• GIVEN EXERCISE:
Scan the material that follows. Copy every line containing the word "OASIS".

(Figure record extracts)

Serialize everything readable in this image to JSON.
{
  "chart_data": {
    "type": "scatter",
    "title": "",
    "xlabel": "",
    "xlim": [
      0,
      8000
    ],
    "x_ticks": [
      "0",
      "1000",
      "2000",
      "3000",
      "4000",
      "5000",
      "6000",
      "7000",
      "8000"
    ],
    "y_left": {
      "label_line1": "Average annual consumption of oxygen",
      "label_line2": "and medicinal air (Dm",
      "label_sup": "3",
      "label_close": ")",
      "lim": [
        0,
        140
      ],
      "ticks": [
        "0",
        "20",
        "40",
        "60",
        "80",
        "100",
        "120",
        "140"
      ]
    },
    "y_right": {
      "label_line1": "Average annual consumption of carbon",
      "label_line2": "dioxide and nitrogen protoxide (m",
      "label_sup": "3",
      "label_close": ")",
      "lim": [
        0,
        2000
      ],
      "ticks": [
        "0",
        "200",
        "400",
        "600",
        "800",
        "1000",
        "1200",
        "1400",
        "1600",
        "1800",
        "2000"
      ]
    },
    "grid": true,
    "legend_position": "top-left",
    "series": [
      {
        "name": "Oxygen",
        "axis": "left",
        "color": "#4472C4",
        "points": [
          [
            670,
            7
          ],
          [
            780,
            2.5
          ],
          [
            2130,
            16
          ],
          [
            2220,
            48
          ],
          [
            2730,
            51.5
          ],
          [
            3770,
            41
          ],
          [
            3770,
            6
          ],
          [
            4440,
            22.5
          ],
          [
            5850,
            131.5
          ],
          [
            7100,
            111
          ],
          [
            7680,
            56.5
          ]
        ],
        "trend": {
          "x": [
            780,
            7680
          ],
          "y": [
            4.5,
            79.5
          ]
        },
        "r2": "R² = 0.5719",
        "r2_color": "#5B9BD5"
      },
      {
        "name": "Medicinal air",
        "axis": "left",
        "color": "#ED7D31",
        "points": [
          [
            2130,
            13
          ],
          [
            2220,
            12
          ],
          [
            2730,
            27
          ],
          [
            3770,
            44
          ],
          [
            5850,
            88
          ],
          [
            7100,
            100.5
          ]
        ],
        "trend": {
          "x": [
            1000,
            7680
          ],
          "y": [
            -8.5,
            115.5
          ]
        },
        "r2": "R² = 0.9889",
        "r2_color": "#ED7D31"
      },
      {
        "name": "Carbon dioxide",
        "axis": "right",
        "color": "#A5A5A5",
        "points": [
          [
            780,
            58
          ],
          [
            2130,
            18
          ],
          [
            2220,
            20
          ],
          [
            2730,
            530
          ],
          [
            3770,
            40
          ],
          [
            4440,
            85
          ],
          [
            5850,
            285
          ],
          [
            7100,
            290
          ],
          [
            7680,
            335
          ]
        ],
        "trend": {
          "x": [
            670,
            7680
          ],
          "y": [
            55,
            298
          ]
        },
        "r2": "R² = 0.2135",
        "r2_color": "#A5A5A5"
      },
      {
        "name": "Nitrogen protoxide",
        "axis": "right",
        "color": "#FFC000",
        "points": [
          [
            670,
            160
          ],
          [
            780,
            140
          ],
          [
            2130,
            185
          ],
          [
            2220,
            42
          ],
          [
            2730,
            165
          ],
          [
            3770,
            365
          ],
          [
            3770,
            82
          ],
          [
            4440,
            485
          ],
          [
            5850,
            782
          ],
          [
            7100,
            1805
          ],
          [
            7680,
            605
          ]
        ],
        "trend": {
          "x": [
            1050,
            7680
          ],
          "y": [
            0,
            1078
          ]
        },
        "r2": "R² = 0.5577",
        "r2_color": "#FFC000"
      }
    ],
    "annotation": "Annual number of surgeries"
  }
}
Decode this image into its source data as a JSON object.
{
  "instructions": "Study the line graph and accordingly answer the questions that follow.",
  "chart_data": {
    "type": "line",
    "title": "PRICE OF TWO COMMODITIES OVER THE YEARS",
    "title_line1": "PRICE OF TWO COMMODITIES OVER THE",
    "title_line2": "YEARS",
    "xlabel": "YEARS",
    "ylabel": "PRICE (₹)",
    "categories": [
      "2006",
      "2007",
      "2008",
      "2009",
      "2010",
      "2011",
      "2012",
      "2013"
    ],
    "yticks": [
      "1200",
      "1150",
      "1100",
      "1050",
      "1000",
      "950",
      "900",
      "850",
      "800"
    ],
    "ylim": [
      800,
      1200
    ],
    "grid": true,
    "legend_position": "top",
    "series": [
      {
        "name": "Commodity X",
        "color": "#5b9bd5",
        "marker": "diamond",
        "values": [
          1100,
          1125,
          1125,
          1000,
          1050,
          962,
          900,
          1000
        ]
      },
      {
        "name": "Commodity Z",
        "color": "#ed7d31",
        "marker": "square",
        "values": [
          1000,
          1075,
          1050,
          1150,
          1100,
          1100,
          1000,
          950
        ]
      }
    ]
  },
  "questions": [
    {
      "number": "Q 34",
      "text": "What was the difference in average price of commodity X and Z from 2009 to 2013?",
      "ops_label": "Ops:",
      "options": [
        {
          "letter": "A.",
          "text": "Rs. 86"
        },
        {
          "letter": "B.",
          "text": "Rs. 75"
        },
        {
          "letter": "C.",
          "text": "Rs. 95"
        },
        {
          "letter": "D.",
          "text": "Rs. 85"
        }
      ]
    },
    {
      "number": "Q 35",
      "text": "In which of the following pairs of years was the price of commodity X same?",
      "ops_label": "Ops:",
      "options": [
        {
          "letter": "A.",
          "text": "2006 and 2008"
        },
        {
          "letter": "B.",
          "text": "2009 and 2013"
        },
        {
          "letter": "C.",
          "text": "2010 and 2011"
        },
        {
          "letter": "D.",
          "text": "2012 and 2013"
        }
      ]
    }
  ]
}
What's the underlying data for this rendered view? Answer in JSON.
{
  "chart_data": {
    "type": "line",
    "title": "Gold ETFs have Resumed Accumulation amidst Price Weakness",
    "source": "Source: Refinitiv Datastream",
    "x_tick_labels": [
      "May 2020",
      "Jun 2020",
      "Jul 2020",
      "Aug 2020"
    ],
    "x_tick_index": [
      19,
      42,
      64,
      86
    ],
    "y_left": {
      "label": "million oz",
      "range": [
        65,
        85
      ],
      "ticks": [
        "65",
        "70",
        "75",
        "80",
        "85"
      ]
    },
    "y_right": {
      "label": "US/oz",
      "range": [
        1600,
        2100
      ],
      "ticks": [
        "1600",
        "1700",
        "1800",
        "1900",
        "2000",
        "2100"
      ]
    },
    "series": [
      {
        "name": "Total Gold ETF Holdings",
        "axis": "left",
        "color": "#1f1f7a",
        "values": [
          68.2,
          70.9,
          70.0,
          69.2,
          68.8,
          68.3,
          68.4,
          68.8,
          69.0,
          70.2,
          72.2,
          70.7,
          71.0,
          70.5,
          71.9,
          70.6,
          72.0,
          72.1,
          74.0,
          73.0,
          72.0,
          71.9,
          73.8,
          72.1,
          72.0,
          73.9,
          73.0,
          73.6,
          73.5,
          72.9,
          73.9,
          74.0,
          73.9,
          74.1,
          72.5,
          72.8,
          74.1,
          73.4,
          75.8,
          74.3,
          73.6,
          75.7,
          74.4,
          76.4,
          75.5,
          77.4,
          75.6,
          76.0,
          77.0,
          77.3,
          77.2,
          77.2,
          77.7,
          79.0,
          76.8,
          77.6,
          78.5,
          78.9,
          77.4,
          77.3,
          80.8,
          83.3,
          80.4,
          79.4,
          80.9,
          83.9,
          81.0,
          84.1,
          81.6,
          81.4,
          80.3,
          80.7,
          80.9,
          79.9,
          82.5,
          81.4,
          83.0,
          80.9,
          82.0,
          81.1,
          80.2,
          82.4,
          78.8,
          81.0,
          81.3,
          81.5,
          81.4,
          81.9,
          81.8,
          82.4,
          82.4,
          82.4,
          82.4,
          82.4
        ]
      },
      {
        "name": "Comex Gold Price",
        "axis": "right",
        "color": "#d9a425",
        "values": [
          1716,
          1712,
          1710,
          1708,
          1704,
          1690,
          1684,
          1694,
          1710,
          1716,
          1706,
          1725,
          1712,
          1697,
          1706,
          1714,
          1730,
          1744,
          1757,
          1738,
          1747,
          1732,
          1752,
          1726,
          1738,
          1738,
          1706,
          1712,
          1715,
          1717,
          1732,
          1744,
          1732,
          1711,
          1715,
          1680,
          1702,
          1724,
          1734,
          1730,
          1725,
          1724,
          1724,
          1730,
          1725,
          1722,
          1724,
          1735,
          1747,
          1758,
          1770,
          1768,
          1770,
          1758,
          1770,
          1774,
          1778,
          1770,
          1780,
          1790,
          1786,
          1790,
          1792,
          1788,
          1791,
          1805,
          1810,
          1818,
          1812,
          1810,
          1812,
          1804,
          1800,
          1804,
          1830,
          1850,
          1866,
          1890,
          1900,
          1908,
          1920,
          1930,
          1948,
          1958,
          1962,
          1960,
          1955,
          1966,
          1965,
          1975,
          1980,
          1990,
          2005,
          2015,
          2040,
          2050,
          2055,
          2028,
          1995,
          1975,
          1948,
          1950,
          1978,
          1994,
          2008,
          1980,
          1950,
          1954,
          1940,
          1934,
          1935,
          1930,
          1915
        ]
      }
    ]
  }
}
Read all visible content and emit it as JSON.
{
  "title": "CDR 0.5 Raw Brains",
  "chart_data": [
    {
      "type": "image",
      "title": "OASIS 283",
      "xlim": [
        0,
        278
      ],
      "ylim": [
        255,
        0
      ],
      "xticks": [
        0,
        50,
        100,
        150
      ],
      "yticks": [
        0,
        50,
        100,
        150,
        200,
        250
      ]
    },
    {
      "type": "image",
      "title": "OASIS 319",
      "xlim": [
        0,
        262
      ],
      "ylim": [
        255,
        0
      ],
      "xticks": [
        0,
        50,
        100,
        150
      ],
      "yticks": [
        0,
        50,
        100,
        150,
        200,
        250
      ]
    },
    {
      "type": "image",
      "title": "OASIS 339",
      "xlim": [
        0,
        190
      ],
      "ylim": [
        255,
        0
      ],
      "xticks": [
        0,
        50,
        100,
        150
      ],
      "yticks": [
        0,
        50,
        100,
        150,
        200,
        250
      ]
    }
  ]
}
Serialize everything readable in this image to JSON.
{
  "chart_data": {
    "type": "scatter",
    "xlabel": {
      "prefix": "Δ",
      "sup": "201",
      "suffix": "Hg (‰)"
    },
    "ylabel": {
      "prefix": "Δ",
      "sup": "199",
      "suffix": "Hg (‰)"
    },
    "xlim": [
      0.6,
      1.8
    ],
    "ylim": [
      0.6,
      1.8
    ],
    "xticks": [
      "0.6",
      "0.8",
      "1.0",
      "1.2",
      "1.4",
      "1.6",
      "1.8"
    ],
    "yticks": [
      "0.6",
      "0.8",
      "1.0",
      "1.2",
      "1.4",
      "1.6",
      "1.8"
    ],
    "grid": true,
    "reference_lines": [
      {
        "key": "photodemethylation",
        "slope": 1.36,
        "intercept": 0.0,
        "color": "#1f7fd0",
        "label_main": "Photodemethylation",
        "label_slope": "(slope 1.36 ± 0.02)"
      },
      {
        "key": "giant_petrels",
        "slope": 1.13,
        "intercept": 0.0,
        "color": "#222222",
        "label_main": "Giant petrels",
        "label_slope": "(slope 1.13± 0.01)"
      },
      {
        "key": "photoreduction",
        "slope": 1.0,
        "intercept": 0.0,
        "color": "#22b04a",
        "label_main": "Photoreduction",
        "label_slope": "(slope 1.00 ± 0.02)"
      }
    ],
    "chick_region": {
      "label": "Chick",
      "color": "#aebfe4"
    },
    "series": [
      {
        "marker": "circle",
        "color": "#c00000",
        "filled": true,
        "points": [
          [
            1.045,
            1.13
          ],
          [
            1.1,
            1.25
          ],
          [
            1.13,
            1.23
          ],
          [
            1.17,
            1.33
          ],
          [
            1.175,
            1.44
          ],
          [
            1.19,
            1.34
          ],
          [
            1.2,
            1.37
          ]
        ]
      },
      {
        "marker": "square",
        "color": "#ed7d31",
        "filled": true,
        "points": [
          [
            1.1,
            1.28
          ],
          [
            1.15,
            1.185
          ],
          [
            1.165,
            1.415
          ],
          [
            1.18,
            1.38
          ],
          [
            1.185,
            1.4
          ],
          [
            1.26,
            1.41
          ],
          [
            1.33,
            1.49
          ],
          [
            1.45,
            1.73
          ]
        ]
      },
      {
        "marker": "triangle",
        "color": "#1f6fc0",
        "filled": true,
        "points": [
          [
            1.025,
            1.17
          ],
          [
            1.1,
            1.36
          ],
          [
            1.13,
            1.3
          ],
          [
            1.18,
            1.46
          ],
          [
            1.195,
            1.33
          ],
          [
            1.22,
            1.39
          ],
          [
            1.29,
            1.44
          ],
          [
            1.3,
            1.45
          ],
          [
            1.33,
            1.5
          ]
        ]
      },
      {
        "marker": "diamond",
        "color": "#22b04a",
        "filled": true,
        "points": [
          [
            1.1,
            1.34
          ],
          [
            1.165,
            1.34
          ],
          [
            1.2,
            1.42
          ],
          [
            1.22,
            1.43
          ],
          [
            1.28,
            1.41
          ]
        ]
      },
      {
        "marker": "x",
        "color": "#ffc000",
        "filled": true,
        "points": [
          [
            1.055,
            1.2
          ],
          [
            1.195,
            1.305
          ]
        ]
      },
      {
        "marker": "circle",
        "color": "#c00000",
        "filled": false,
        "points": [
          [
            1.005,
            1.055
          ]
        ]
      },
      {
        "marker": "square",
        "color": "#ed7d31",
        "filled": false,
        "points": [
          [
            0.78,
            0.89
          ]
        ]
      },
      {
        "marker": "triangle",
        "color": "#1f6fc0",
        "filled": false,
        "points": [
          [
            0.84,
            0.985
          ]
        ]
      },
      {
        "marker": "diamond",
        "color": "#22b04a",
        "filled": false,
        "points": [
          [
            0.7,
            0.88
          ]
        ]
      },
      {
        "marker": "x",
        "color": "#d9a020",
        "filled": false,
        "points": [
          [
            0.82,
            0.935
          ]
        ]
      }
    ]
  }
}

• FULL RESPONSE:
      "title": "OASIS 283",
      "title": "OASIS 319",
      "title": "OASIS 339",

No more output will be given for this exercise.